(Stored items from a collection)

== Segment start ==

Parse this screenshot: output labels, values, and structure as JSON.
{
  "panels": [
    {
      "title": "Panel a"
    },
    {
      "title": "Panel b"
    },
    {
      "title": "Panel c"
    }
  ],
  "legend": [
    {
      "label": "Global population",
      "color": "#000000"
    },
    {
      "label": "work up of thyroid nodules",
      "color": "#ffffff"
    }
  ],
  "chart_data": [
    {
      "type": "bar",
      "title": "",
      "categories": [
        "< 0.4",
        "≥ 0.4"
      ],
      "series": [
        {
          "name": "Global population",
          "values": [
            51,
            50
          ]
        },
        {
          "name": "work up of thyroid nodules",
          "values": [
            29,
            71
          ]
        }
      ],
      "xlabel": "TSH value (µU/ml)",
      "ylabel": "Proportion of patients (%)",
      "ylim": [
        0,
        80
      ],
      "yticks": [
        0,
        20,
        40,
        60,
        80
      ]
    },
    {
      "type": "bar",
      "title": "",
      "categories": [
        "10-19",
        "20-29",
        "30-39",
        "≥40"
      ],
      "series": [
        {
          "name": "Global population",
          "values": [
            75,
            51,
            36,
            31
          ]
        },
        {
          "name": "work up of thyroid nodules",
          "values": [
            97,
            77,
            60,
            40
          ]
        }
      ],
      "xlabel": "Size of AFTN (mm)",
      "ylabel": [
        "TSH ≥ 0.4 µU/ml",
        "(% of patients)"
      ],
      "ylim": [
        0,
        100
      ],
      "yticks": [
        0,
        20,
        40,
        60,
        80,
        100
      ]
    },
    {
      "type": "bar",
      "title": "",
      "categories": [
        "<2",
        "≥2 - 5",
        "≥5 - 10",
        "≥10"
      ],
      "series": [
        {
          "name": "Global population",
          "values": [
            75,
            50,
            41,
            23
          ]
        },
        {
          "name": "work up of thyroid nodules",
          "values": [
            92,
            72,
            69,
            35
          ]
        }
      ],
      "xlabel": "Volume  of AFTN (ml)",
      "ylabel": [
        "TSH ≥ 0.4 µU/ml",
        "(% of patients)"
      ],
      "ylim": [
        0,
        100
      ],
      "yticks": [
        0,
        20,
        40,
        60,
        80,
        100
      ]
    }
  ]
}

== Segment end ==

Work out how many lines of the records contain the string "xlabel". Nothing but the number should be written.

Result for this task - 3